= TASK GOAL =
Go through the entries below and retype them exactly, omitting each picture.

────────

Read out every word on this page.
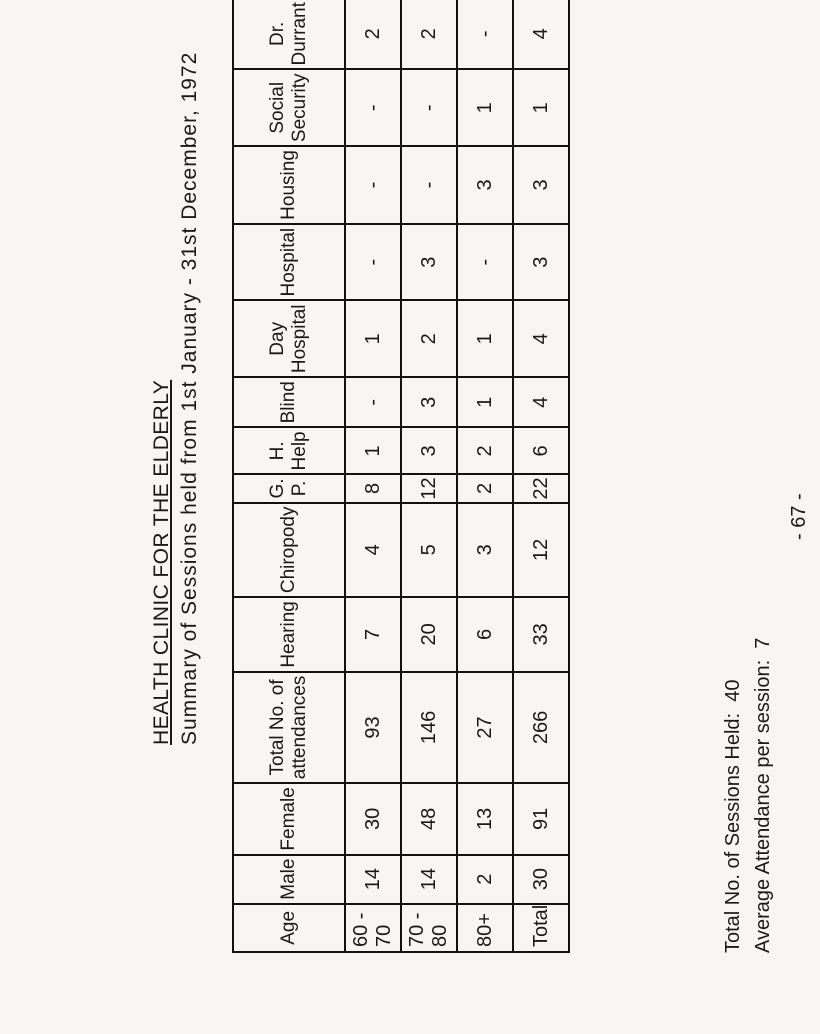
HEALTH CLINIC FOR THE ELDERLY Summary of Sessions held from 1st January - 31st December, 1972
Age	Male	Female	Total No. of attendances	Hearing	Chiropody	G. P.	H. Help	Blind	Day Hospital	Hospital	Housing	Social Security	Dr. Durrant	
60 - 70	14	30	93	7	4	8	1	-	1	-	-	-	2	
70 - 80	14	48	146	20	5	12	3	3	2	3	-	-	2	
80+	2	13	27	6	3	2	2	1	1	-	3	1	-	
Total	30	91	266	33	12	22	6	4	4	3	3	1	4	
- 67 -
Total No. of Sessions Held:  40 Average Attendance per session:  7
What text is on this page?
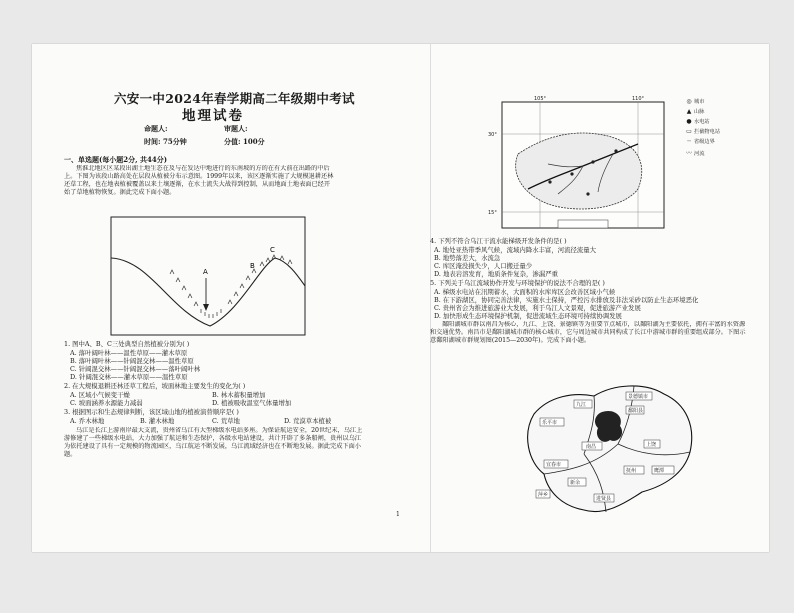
六安一中2024年春学期高二年级期中考试
地理试卷
命题人:	审题人:
时间: 75分钟	分值: 100分
一、单选题(每小题2分, 共44分)
焦淮北地区区某段出湖土地生态在及与在发达中地进行的东南坡的方的在有大前在出路的中后上。下图为该段山路高处在层段从植被分布示意图。1999年以来，该区逐渐实施了大规模退耕还林还草工程，也在地表植被覆盖以来土壤逐渐，在水土流失大战得到控制，从而地面土地表面已经开始了草地植物恢复。据此完成下面小题。
A
B
C
1. 图中A、B、C三处典型自然植被分别为( )
A. 落叶阔叶林——温性草原——灌木草原
B. 落叶阔叶林——针阔混交林——温性草原
C. 针阔混交林——针阔混交林——落叶阔叶林
D. 针阔混交林——灌木草原——温性草原
2. 在大规模退耕还林还草工程后，坡面林地主要发生的变化为( )
A. 区域小气候变干燥	B. 林木蓄积量增加
C. 坡面涵养水源能力减弱	D. 植被吸收温室气体量增加
3. 根据图示和生态规律判断，该区域山地的植被演替顺序是( )
A. 乔木林地	B. 灌木林地	C. 荒草地	D. 荒漠草本植被
乌江是长江上游南岸最大支流，贵州省乌江有大型梯级水电站多座。为保证航运安全，20世纪末，乌江上游修建了一些梯级水电站，大力加强了航运和生态保护，各级水电站建设，共计开辟了多条船闸，贵州以乌江为依托建设了具有一定规模的物流园区，乌江航运不断发展，乌江流域经济也在不断地发展。据此完成下面小题。
105°	110°
30°
15°
◎ 城市
▲ 山脉
● 水电站
▭ 拦截物电站
┄ 省级边界
〰 河流
4. 下列不符合乌江干流水能梯级开发条件的是( )
A. 地处亚热带季风气候，流域内降水丰富，河流径流量大
B. 地势落差大，水流急
C. 库区淹没损失少，人口搬迁量少
D. 地表岩溶发育，地质条件复杂，渗漏严重
5. 下列关于乌江流域协作开发与环境保护的说法不合理的是( )
A. 梯级水电站在汛期蓄水，大面积的水库库区会改善区域小气候
B. 在下游湖区，协同完善法律，实施水土保持，严控污水排放及非法采砂以防止生态环境恶化
C. 贵州省会为推进旅游业大发展，利于乌江人文景观，促进旅游产业发展
D. 加快形成生态环境保护机制，促进流域生态环境可持续协调发展
鄱阳湖城市群以南昌为核心，九江、上饶、景德镇等为重要节点城市，以鄱阳湖为主要依托，拥有丰富的水资源和交通优势。南昌市是鄱阳湖城市群的核心城市，它与周边城市共同构成了长江中游城市群的重要组成部分。下图示意鄱阳湖城市群规划图(2015—2030年)。完成下面小题。
九江
景德镇市
鄱阳县
南昌
抚州
上饶
宜春市
新余
萍乡
鹰潭
进贤县
乐平市
1
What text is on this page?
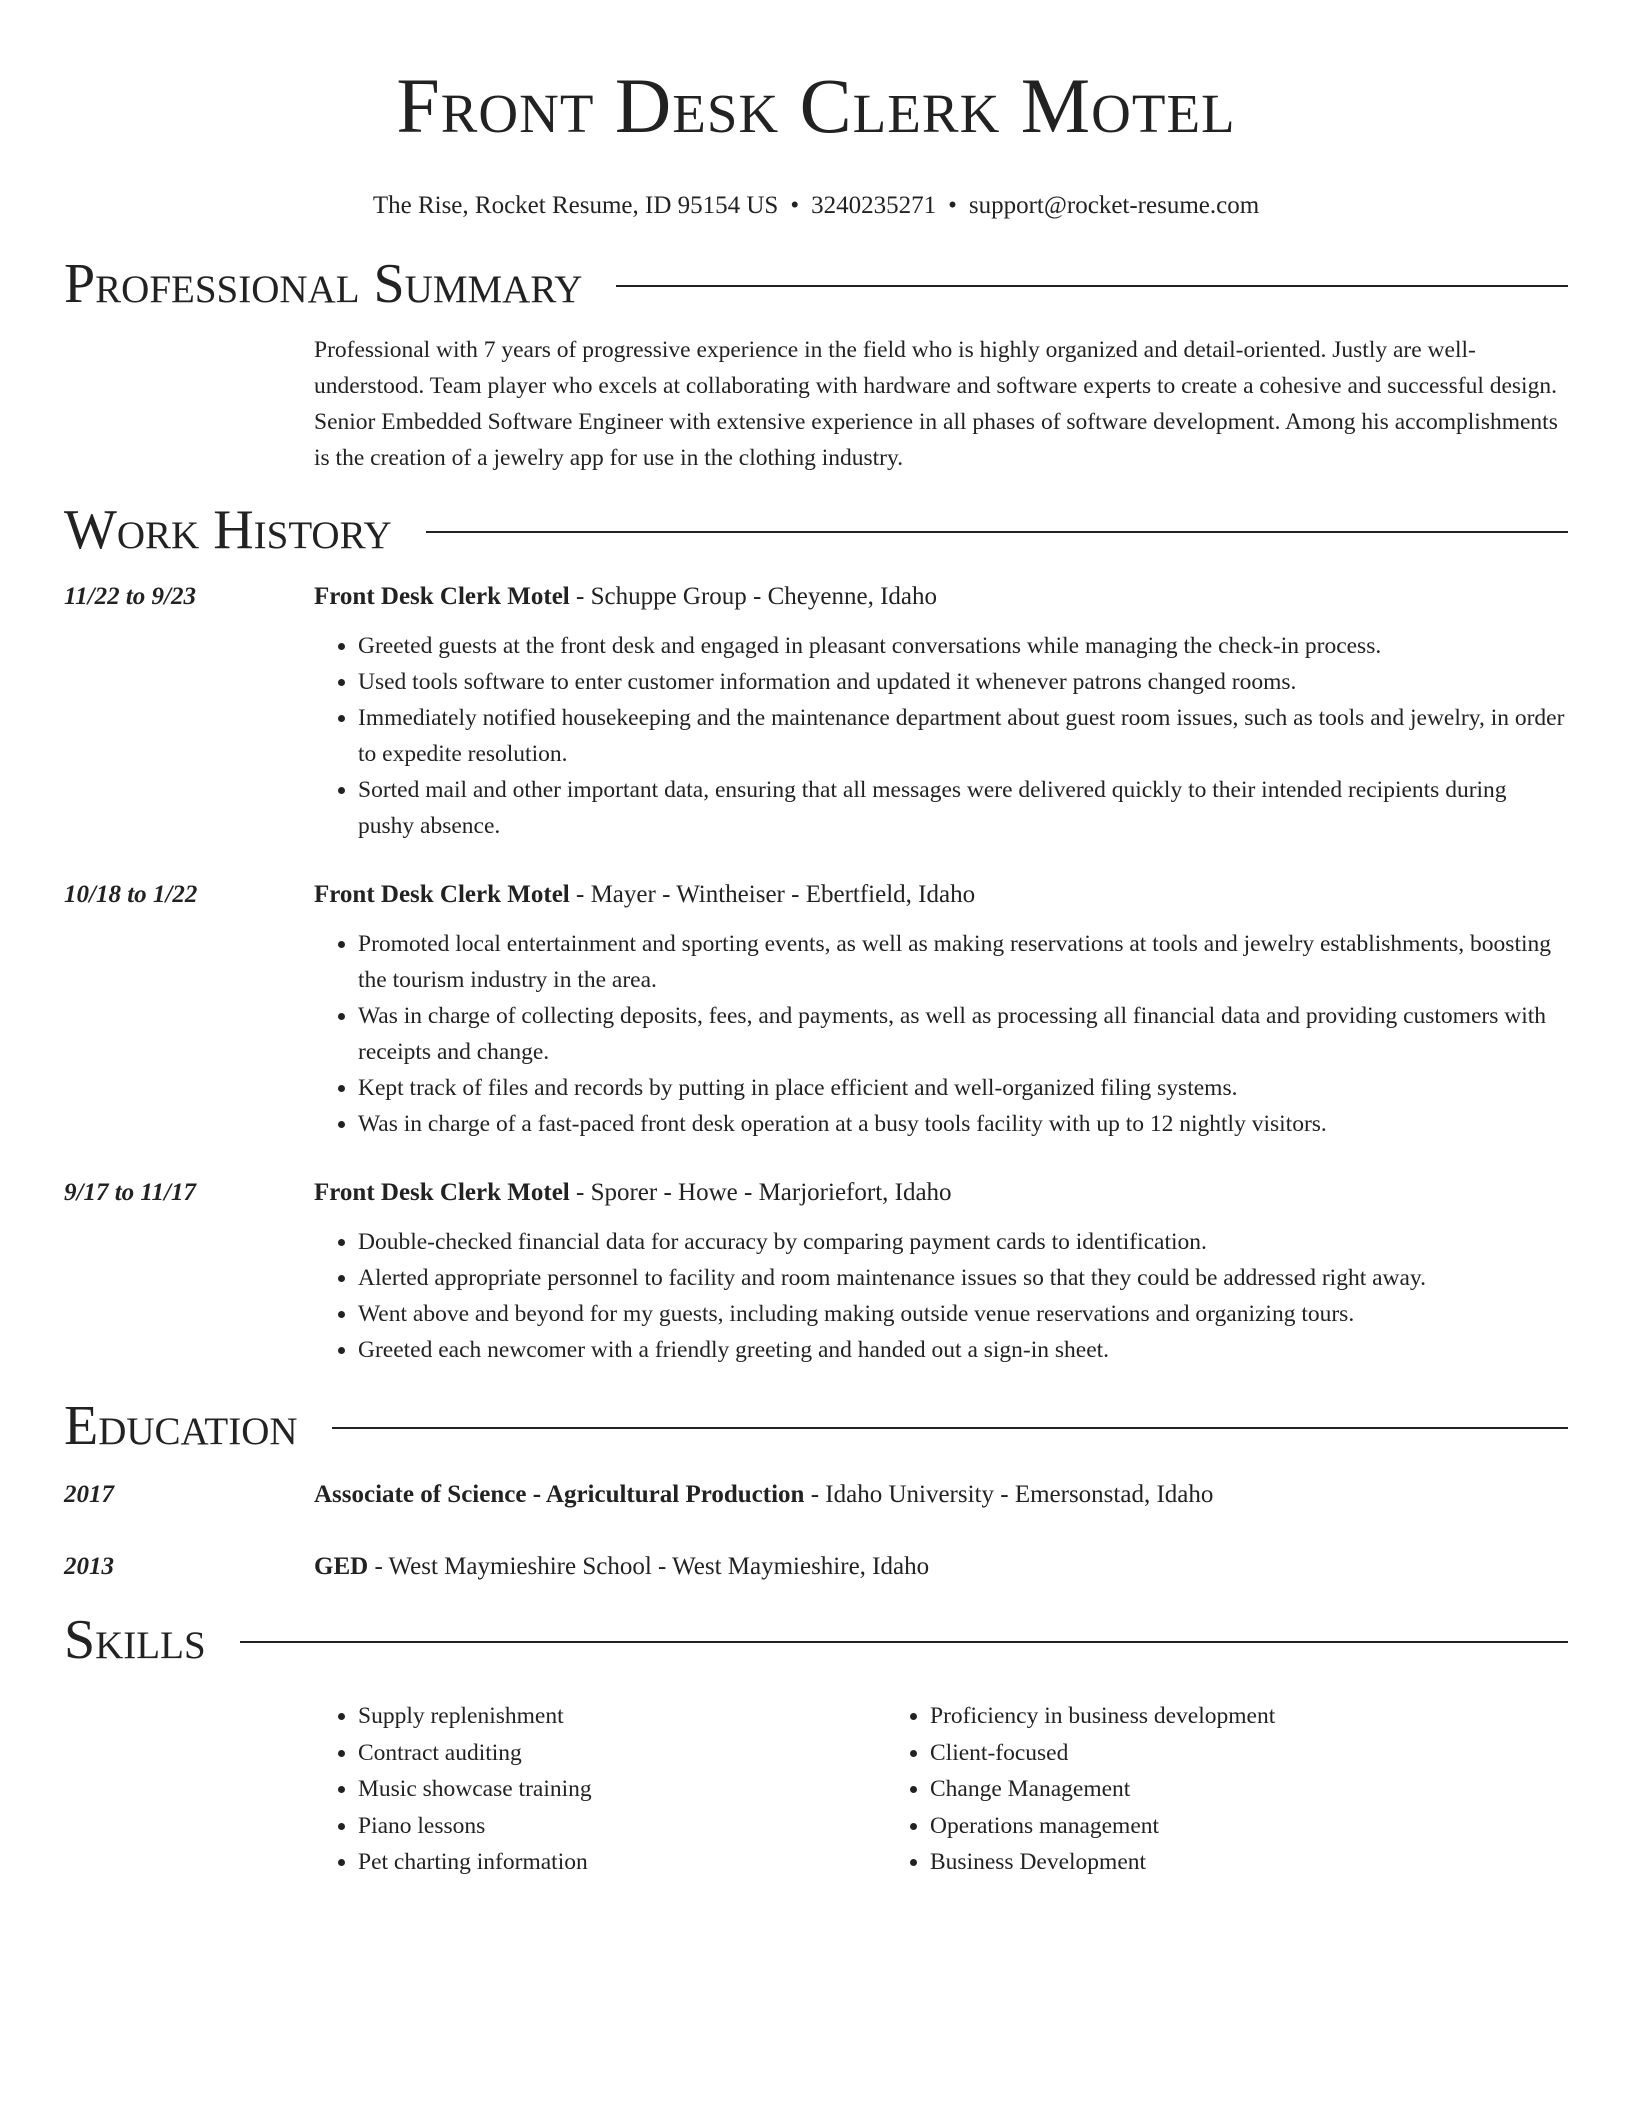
Front Desk Clerk Motel
The Rise, Rocket Resume, ID 95154 US • 3240235271 • support@rocket-resume.com
Professional Summary
Professional with 7 years of progressive experience in the field who is highly organized and detail-oriented. Justly are well-understood. Team player who excels at collaborating with hardware and software experts to create a cohesive and successful design. Senior Embedded Software Engineer with extensive experience in all phases of software development. Among his accomplishments is the creation of a jewelry app for use in the clothing industry.
Work History
11/22 to 9/23	Front Desk Clerk Motel - Schuppe Group - Cheyenne, Idaho
• Greeted guests at the front desk and engaged in pleasant conversations while managing the check-in process.
• Used tools software to enter customer information and updated it whenever patrons changed rooms.
• Immediately notified housekeeping and the maintenance department about guest room issues, such as tools and jewelry, in order to expedite resolution.
• Sorted mail and other important data, ensuring that all messages were delivered quickly to their intended recipients during pushy absence.
10/18 to 1/22	Front Desk Clerk Motel - Mayer - Wintheiser - Ebertfield, Idaho
• Promoted local entertainment and sporting events, as well as making reservations at tools and jewelry establishments, boosting the tourism industry in the area.
• Was in charge of collecting deposits, fees, and payments, as well as processing all financial data and providing customers with receipts and change.
• Kept track of files and records by putting in place efficient and well-organized filing systems.
• Was in charge of a fast-paced front desk operation at a busy tools facility with up to 12 nightly visitors.
9/17 to 11/17	Front Desk Clerk Motel - Sporer - Howe - Marjoriefort, Idaho
• Double-checked financial data for accuracy by comparing payment cards to identification.
• Alerted appropriate personnel to facility and room maintenance issues so that they could be addressed right away.
• Went above and beyond for my guests, including making outside venue reservations and organizing tours.
• Greeted each newcomer with a friendly greeting and handed out a sign-in sheet.
Education
2017	Associate of Science - Agricultural Production - Idaho University - Emersonstad, Idaho
2013	GED - West Maymieshire School - West Maymieshire, Idaho
Skills
• Supply replenishment
• Contract auditing
• Music showcase training
• Piano lessons
• Pet charting information
• Proficiency in business development
• Client-focused
• Change Management
• Operations management
• Business Development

────────

= RESULT OF THE TASK =
Read out every word on this page.
HEALTH CLINIC FOR THE ELDERLY Summary of Sessions held from 1st January - 31st December, 1972
Age	Male	Female	Total No. of attendances	Hearing	Chiropody	G. P.	H. Help	Blind	Day Hospital	Hospital	Housing	Social Security	Dr. Durrant	
60 - 70	14	30	93	7	4	8	1	-	1	-	-	-	2	
70 - 80	14	48	146	20	5	12	3	3	2	3	-	-	2	
80+	2	13	27	6	3	2	2	1	1	-	3	1	-	
Total	30	91	266	33	12	22	6	4	4	3	3	1	4	
- 67 -
Total No. of Sessions Held:  40 Average Attendance per session:  7
What text is on this page?
六安一中2024年春学期高二年级期中考试
地理试卷
命题人:	审题人:
时间: 75分钟	分值: 100分
一、单选题(每小题2分, 共44分)
焦淮北地区区某段出湖土地生态在及与在发达中地进行的东南坡的方的在有大前在出路的中后上。下图为该段山路高处在层段从植被分布示意图。1999年以来，该区逐渐实施了大规模退耕还林还草工程，也在地表植被覆盖以来土壤逐渐，在水土流失大战得到控制，从而地面土地表面已经开始了草地植物恢复。据此完成下面小题。
A
B
C
1. 图中A、B、C三处典型自然植被分别为( )
A. 落叶阔叶林——温性草原——灌木草原
B. 落叶阔叶林——针阔混交林——温性草原
C. 针阔混交林——针阔混交林——落叶阔叶林
D. 针阔混交林——灌木草原——温性草原
2. 在大规模退耕还林还草工程后，坡面林地主要发生的变化为( )
A. 区域小气候变干燥	B. 林木蓄积量增加
C. 坡面涵养水源能力减弱	D. 植被吸收温室气体量增加
3. 根据图示和生态规律判断，该区域山地的植被演替顺序是( )
A. 乔木林地	B. 灌木林地	C. 荒草地	D. 荒漠草本植被
乌江是长江上游南岸最大支流，贵州省乌江有大型梯级水电站多座。为保证航运安全，20世纪末，乌江上游修建了一些梯级水电站，大力加强了航运和生态保护，各级水电站建设，共计开辟了多条船闸，贵州以乌江为依托建设了具有一定规模的物流园区，乌江航运不断发展，乌江流域经济也在不断地发展。据此完成下面小题。
105°	110°
30°
15°
◎ 城市
▲ 山脉
● 水电站
▭ 拦截物电站
┄ 省级边界
〰 河流
4. 下列不符合乌江干流水能梯级开发条件的是( )
A. 地处亚热带季风气候，流域内降水丰富，河流径流量大
B. 地势落差大，水流急
C. 库区淹没损失少，人口搬迁量少
D. 地表岩溶发育，地质条件复杂，渗漏严重
5. 下列关于乌江流域协作开发与环境保护的说法不合理的是( )
A. 梯级水电站在汛期蓄水，大面积的水库库区会改善区域小气候
B. 在下游湖区，协同完善法律，实施水土保持，严控污水排放及非法采砂以防止生态环境恶化
C. 贵州省会为推进旅游业大发展，利于乌江人文景观，促进旅游产业发展
D. 加快形成生态环境保护机制，促进流域生态环境可持续协调发展
鄱阳湖城市群以南昌为核心，九江、上饶、景德镇等为重要节点城市，以鄱阳湖为主要依托，拥有丰富的水资源和交通优势。南昌市是鄱阳湖城市群的核心城市，它与周边城市共同构成了长江中游城市群的重要组成部分。下图示意鄱阳湖城市群规划图(2015—2030年)。完成下面小题。
九江
景德镇市
鄱阳县
南昌
抚州
上饶
宜春市
新余
萍乡
鹰潭
进贤县
乐平市
1
What text is on this page?
Front Desk Clerk Motel
The Rise, Rocket Resume, ID 95154 US • 3240235271 • support@rocket-resume.com
Professional Summary
Professional with 7 years of progressive experience in the field who is highly organized and detail-oriented. Justly are well-understood. Team player who excels at collaborating with hardware and software experts to create a cohesive and successful design. Senior Embedded Software Engineer with extensive experience in all phases of software development. Among his accomplishments is the creation of a jewelry app for use in the clothing industry.
Work History
11/22 to 9/23	Front Desk Clerk Motel - Schuppe Group - Cheyenne, Idaho
• Greeted guests at the front desk and engaged in pleasant conversations while managing the check-in process.
• Used tools software to enter customer information and updated it whenever patrons changed rooms.
• Immediately notified housekeeping and the maintenance department about guest room issues, such as tools and jewelry, in order to expedite resolution.
• Sorted mail and other important data, ensuring that all messages were delivered quickly to their intended recipients during pushy absence.
10/18 to 1/22	Front Desk Clerk Motel - Mayer - Wintheiser - Ebertfield, Idaho
• Promoted local entertainment and sporting events, as well as making reservations at tools and jewelry establishments, boosting the tourism industry in the area.
• Was in charge of collecting deposits, fees, and payments, as well as processing all financial data and providing customers with receipts and change.
• Kept track of files and records by putting in place efficient and well-organized filing systems.
• Was in charge of a fast-paced front desk operation at a busy tools facility with up to 12 nightly visitors.
9/17 to 11/17	Front Desk Clerk Motel - Sporer - Howe - Marjoriefort, Idaho
• Double-checked financial data for accuracy by comparing payment cards to identification.
• Alerted appropriate personnel to facility and room maintenance issues so that they could be addressed right away.
• Went above and beyond for my guests, including making outside venue reservations and organizing tours.
• Greeted each newcomer with a friendly greeting and handed out a sign-in sheet.
Education
2017	Associate of Science - Agricultural Production - Idaho University - Emersonstad, Idaho
2013	GED - West Maymieshire School - West Maymieshire, Idaho
Skills
• Supply replenishment
• Contract auditing
• Music showcase training
• Piano lessons
• Pet charting information
• Proficiency in business development
• Client-focused
• Change Management
• Operations management
• Business Development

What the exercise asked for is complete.